EXTRACTED MATERIAL ::
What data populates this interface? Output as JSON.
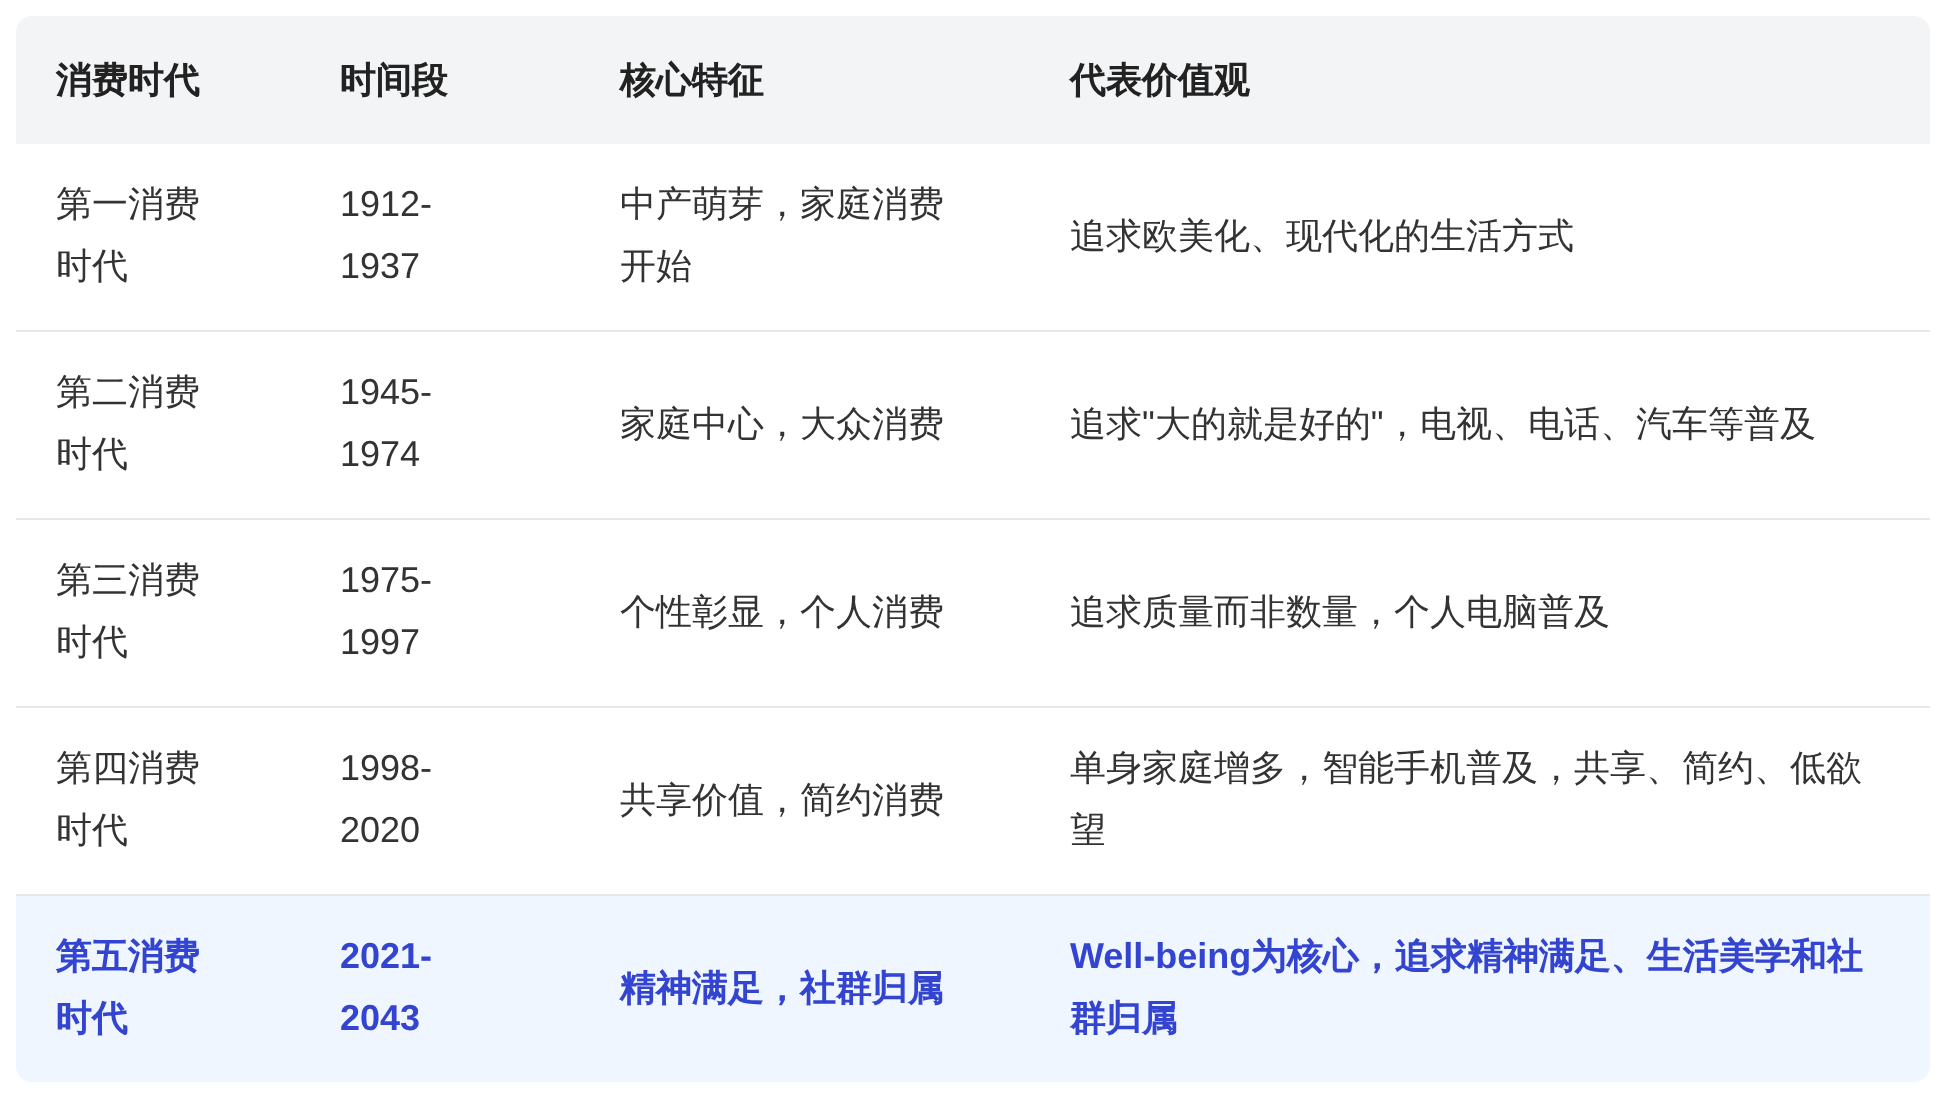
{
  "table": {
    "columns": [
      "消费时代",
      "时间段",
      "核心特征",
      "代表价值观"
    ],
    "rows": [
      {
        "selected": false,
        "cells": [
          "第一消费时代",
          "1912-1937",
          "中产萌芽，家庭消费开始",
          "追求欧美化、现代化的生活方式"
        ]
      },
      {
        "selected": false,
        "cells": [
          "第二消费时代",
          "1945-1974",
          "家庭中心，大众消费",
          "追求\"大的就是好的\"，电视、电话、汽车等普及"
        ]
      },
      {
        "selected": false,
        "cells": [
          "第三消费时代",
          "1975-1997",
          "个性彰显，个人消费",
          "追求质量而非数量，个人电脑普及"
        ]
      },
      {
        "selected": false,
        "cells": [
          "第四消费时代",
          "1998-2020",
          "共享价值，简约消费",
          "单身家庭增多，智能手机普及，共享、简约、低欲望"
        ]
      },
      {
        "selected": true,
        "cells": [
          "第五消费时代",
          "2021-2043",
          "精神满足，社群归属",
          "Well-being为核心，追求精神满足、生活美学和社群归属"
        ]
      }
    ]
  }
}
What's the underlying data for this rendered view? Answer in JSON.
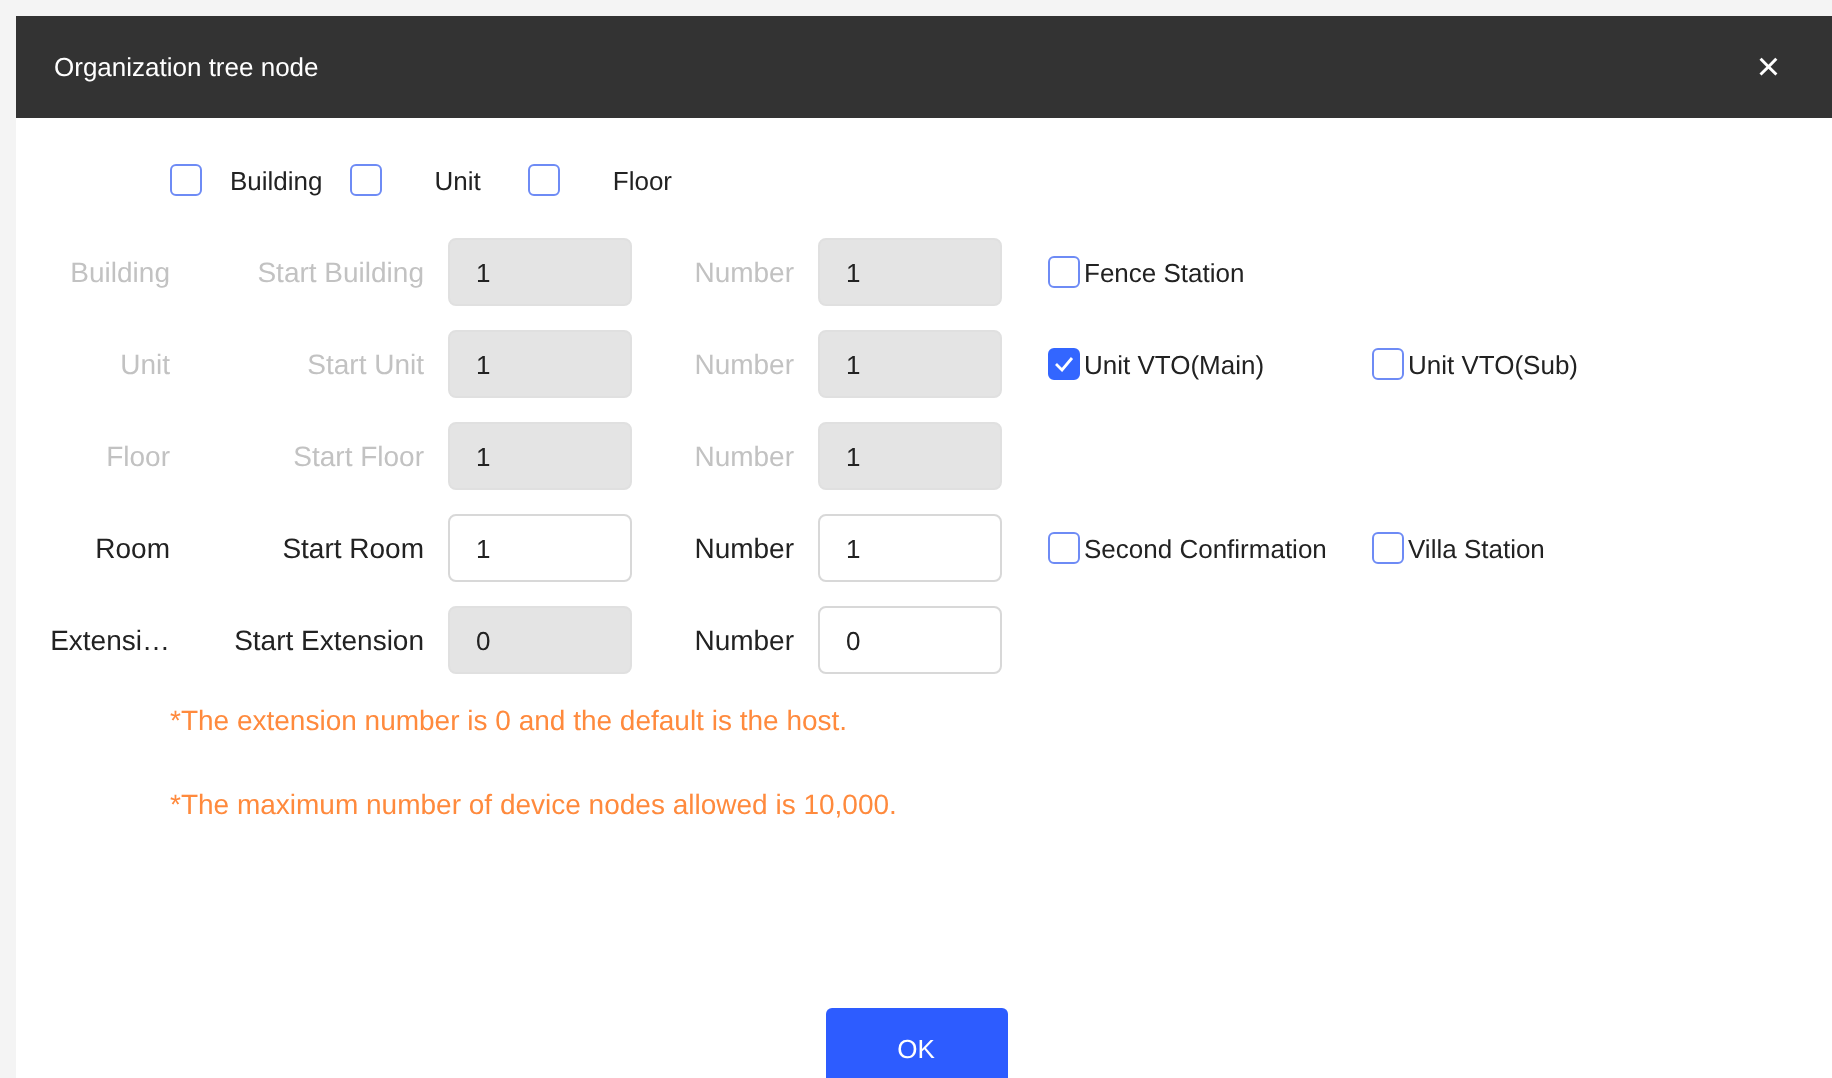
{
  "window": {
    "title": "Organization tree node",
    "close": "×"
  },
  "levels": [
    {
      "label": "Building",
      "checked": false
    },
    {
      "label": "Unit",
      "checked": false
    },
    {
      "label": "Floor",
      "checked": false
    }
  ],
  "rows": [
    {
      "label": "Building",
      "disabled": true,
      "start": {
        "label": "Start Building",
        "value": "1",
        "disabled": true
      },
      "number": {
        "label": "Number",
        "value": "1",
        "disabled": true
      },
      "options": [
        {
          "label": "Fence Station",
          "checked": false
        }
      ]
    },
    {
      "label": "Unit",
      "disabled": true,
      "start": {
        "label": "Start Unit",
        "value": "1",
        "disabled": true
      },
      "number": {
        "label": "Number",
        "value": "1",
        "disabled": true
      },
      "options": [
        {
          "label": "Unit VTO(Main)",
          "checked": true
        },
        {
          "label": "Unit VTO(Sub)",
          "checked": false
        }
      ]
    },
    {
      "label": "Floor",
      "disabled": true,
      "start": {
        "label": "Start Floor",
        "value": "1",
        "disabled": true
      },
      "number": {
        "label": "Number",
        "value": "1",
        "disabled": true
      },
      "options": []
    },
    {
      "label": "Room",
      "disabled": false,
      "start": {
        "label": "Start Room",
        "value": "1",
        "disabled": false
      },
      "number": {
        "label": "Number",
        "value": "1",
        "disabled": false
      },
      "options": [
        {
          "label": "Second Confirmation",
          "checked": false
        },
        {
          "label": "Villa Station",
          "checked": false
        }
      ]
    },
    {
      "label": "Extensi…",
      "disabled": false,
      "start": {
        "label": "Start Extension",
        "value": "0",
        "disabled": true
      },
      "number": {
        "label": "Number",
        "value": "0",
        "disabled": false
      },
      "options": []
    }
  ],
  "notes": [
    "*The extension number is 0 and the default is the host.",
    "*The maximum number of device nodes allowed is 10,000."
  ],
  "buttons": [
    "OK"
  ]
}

THE TASK :: Copy all the data exactly as written, but skip any picture.

FULL ANSWER ::
What data populates this interface? Output as JSON.
{
  "table": {
    "columns": [
      "消费时代",
      "时间段",
      "核心特征",
      "代表价值观"
    ],
    "rows": [
      {
        "selected": false,
        "cells": [
          "第一消费时代",
          "1912-1937",
          "中产萌芽，家庭消费开始",
          "追求欧美化、现代化的生活方式"
        ]
      },
      {
        "selected": false,
        "cells": [
          "第二消费时代",
          "1945-1974",
          "家庭中心，大众消费",
          "追求\"大的就是好的\"，电视、电话、汽车等普及"
        ]
      },
      {
        "selected": false,
        "cells": [
          "第三消费时代",
          "1975-1997",
          "个性彰显，个人消费",
          "追求质量而非数量，个人电脑普及"
        ]
      },
      {
        "selected": false,
        "cells": [
          "第四消费时代",
          "1998-2020",
          "共享价值，简约消费",
          "单身家庭增多，智能手机普及，共享、简约、低欲望"
        ]
      },
      {
        "selected": true,
        "cells": [
          "第五消费时代",
          "2021-2043",
          "精神满足，社群归属",
          "Well-being为核心，追求精神满足、生活美学和社群归属"
        ]
      }
    ]
  }
}
What's the underlying data for this rendered view? Answer in JSON.
{
  "window": {
    "title": "Organization tree node",
    "close": "×"
  },
  "levels": [
    {
      "label": "Building",
      "checked": false
    },
    {
      "label": "Unit",
      "checked": false
    },
    {
      "label": "Floor",
      "checked": false
    }
  ],
  "rows": [
    {
      "label": "Building",
      "disabled": true,
      "start": {
        "label": "Start Building",
        "value": "1",
        "disabled": true
      },
      "number": {
        "label": "Number",
        "value": "1",
        "disabled": true
      },
      "options": [
        {
          "label": "Fence Station",
          "checked": false
        }
      ]
    },
    {
      "label": "Unit",
      "disabled": true,
      "start": {
        "label": "Start Unit",
        "value": "1",
        "disabled": true
      },
      "number": {
        "label": "Number",
        "value": "1",
        "disabled": true
      },
      "options": [
        {
          "label": "Unit VTO(Main)",
          "checked": true
        },
        {
          "label": "Unit VTO(Sub)",
          "checked": false
        }
      ]
    },
    {
      "label": "Floor",
      "disabled": true,
      "start": {
        "label": "Start Floor",
        "value": "1",
        "disabled": true
      },
      "number": {
        "label": "Number",
        "value": "1",
        "disabled": true
      },
      "options": []
    },
    {
      "label": "Room",
      "disabled": false,
      "start": {
        "label": "Start Room",
        "value": "1",
        "disabled": false
      },
      "number": {
        "label": "Number",
        "value": "1",
        "disabled": false
      },
      "options": [
        {
          "label": "Second Confirmation",
          "checked": false
        },
        {
          "label": "Villa Station",
          "checked": false
        }
      ]
    },
    {
      "label": "Extensi…",
      "disabled": false,
      "start": {
        "label": "Start Extension",
        "value": "0",
        "disabled": true
      },
      "number": {
        "label": "Number",
        "value": "0",
        "disabled": false
      },
      "options": []
    }
  ],
  "notes": [
    "*The extension number is 0 and the default is the host.",
    "*The maximum number of device nodes allowed is 10,000."
  ],
  "buttons": [
    "OK"
  ]
}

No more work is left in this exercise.